## Request
Pick out each line containing the string "консолидации".

===

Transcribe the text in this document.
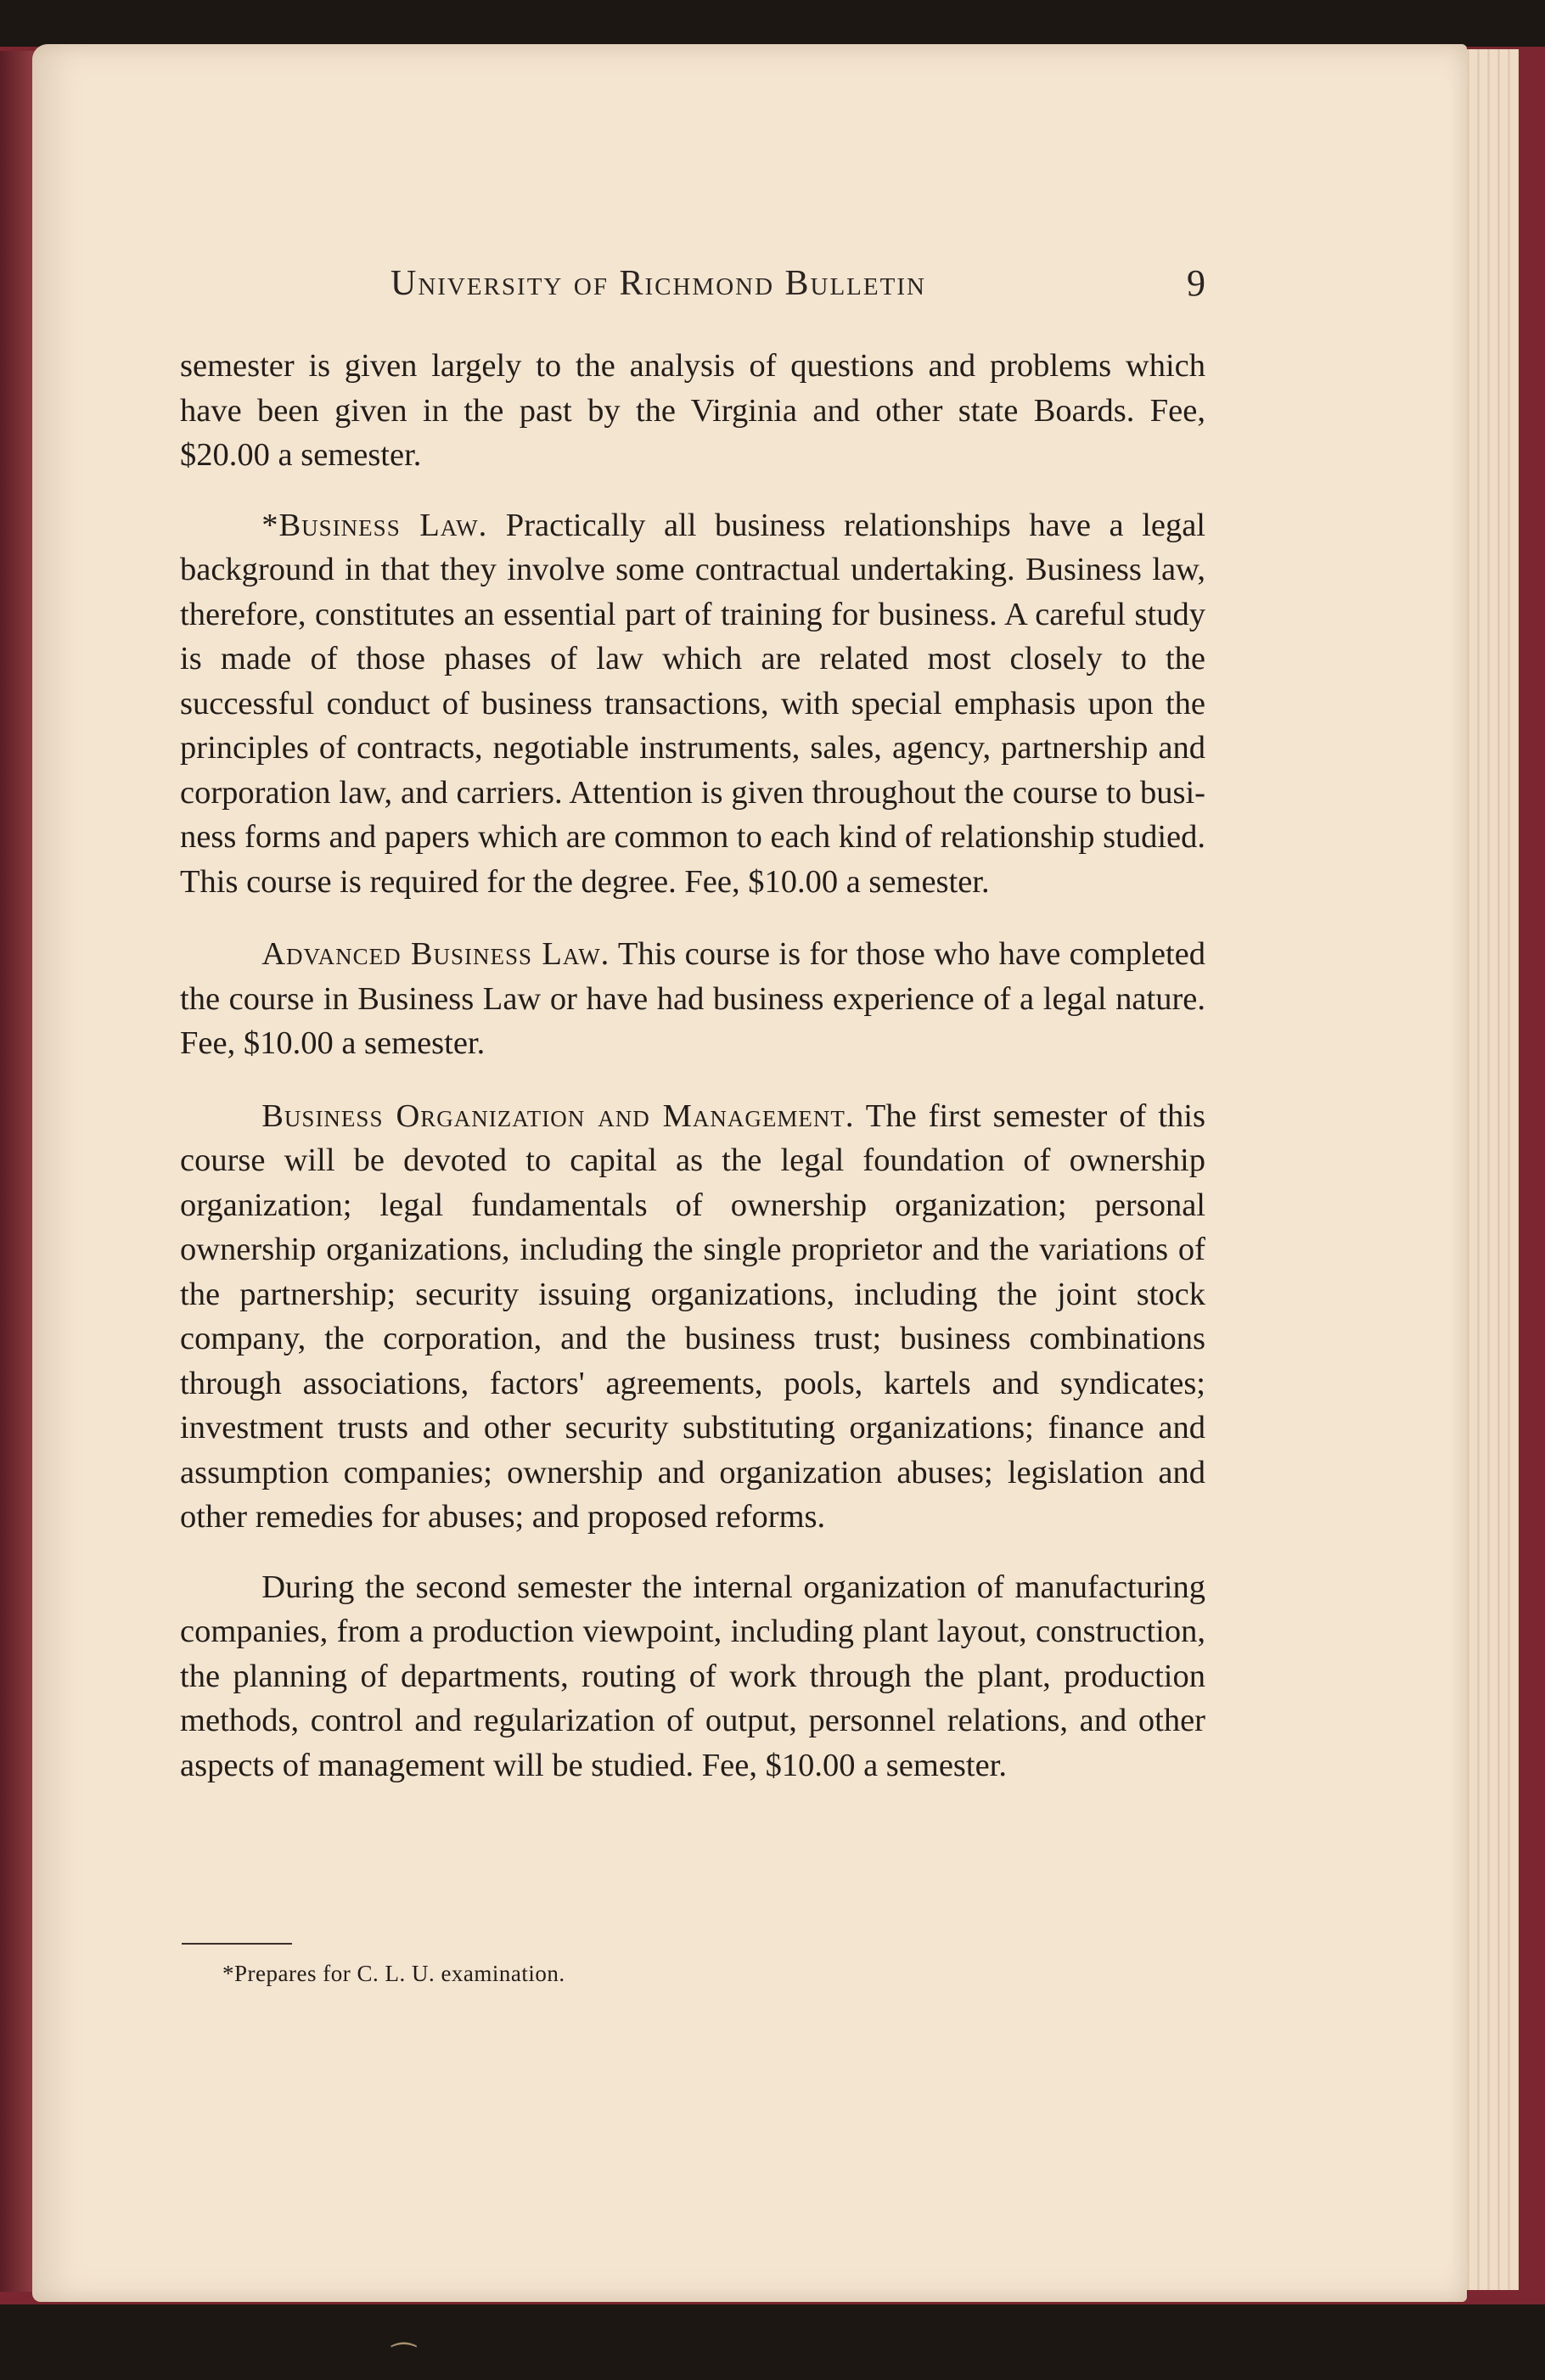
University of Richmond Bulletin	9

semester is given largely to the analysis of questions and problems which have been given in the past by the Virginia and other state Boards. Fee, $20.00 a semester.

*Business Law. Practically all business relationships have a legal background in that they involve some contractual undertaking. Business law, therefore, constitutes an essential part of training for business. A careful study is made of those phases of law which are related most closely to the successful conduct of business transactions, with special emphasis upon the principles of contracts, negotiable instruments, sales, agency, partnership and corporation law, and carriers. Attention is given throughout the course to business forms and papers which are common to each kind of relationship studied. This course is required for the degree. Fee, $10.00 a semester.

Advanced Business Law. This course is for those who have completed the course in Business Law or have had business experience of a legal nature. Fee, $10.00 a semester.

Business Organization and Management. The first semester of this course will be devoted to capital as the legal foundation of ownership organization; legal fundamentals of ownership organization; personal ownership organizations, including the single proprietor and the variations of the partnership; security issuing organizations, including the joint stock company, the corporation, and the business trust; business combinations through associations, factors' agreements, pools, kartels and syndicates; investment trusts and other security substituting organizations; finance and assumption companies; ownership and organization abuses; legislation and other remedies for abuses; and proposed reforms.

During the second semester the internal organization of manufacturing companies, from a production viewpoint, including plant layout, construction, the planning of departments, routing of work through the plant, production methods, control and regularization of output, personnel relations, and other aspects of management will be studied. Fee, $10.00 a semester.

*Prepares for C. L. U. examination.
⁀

===

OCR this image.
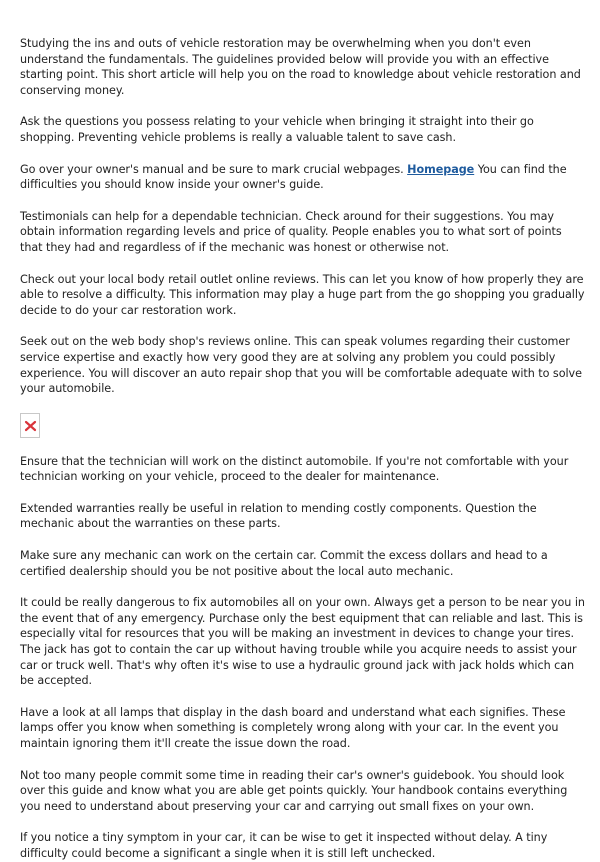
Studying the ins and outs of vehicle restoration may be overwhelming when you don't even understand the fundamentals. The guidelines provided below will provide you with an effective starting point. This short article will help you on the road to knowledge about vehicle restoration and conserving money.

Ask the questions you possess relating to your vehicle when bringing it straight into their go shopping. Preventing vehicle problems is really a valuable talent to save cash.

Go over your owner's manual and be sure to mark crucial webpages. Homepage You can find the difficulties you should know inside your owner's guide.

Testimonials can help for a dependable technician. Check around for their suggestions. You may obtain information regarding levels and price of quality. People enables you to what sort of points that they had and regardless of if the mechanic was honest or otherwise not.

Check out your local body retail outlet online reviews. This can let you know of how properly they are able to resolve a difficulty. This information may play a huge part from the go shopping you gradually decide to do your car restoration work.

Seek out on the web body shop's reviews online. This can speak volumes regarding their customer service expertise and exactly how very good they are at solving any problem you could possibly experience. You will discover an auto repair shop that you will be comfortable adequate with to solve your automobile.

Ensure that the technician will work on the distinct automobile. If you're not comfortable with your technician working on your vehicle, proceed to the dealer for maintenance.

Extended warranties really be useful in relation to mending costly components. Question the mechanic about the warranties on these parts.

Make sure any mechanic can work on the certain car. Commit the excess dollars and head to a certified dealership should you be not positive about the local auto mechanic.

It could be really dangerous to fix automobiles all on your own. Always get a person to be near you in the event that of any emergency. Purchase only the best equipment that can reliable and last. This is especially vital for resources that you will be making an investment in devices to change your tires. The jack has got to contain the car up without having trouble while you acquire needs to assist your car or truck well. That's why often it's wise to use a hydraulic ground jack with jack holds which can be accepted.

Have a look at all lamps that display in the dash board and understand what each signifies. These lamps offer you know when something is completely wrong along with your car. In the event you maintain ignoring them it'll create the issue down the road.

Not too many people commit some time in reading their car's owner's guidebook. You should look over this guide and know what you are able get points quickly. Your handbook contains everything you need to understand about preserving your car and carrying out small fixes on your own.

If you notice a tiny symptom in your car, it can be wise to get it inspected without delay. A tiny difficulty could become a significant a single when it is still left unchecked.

===

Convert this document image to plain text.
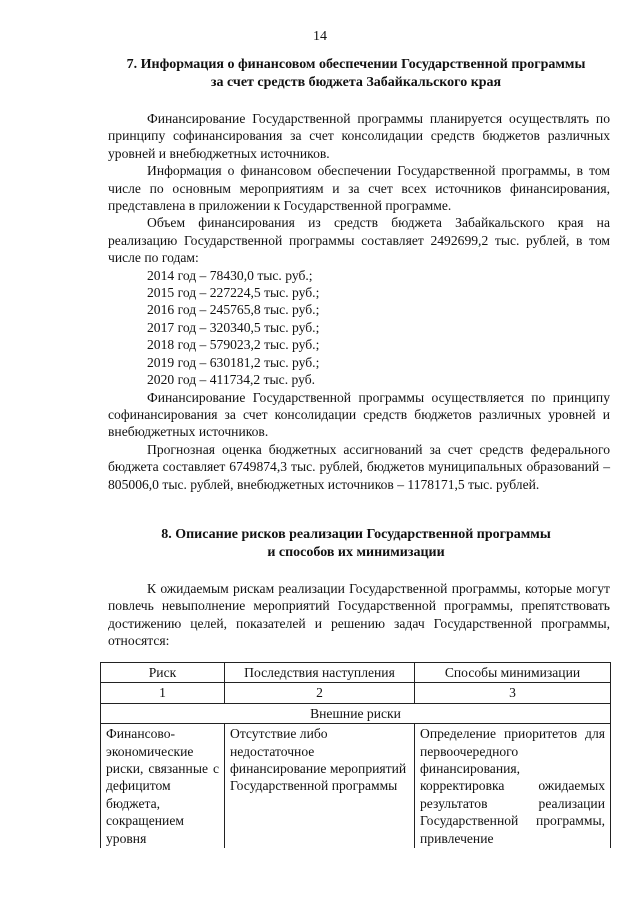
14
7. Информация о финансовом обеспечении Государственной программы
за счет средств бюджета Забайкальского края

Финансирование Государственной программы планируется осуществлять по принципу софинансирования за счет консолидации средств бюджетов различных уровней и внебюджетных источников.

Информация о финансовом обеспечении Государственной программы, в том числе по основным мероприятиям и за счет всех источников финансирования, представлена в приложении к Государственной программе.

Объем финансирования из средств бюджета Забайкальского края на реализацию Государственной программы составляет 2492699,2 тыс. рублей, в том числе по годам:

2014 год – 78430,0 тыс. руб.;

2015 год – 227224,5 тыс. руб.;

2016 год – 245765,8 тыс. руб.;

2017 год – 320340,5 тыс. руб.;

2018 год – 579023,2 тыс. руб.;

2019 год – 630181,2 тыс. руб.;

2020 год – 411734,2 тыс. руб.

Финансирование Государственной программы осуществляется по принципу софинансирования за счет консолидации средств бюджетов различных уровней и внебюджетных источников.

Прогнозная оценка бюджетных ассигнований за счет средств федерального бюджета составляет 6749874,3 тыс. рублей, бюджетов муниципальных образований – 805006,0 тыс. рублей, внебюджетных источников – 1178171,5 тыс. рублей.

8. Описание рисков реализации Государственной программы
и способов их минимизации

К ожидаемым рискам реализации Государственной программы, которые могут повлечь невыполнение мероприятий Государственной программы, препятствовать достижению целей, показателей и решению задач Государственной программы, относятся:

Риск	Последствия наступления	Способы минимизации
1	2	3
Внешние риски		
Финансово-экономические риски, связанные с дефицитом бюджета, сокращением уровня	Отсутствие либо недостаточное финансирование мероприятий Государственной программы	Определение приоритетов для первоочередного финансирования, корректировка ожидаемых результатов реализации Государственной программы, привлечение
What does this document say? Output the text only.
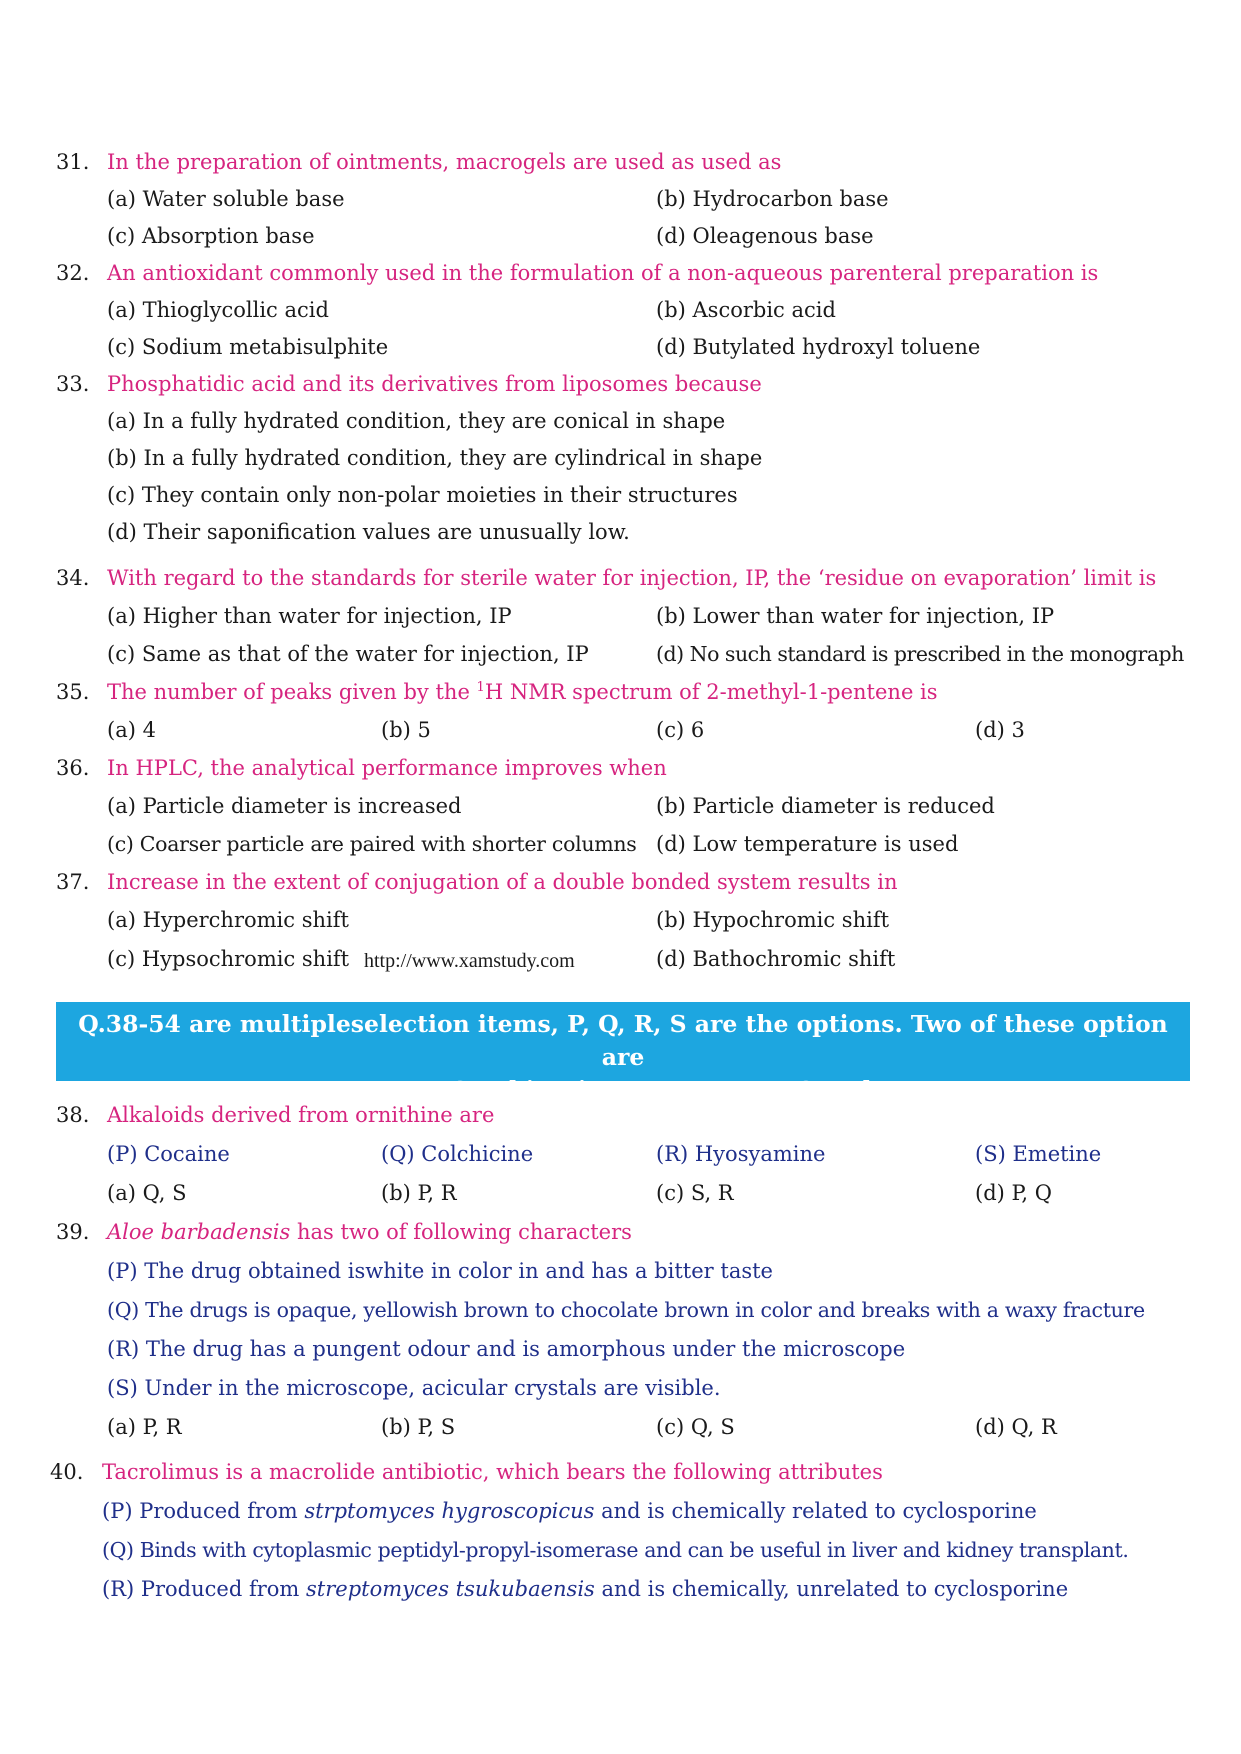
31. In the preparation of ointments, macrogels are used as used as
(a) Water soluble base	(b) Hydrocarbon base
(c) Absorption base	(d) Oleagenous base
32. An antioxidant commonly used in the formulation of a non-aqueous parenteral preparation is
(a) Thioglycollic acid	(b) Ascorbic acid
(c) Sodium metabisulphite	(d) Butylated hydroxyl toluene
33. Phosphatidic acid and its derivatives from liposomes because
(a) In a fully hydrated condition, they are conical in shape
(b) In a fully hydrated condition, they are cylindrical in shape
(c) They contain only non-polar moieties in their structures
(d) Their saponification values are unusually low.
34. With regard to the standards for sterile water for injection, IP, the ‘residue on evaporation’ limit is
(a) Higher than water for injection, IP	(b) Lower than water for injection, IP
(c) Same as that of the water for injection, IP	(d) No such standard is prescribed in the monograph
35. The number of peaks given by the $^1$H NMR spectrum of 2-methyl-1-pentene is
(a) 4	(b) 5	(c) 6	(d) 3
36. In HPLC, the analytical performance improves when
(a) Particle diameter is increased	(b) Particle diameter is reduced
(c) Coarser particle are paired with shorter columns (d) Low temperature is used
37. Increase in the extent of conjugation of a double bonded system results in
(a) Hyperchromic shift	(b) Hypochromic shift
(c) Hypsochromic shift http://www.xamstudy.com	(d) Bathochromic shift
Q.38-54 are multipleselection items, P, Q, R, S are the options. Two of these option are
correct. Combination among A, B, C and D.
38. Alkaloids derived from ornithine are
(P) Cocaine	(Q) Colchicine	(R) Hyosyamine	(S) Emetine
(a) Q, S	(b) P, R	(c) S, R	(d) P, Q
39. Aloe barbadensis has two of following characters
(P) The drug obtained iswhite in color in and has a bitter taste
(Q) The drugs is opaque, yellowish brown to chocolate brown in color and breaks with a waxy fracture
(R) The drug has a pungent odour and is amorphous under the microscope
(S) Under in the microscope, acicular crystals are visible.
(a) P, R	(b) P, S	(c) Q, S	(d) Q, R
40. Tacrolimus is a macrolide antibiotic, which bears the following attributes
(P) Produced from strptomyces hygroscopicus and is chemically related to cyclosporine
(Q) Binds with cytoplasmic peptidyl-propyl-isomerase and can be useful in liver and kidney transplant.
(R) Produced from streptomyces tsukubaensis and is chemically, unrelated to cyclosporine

===

## Answer for this exercise
Финансирование Государственной программы планируется осуществлять по принципу софинансирования за счет консолидации средств бюджетов различных уровней и внебюджетных источников.
Финансирование Государственной программы осуществляется по принципу софинансирования за счет консолидации средств бюджетов различных уровней и внебюджетных источников.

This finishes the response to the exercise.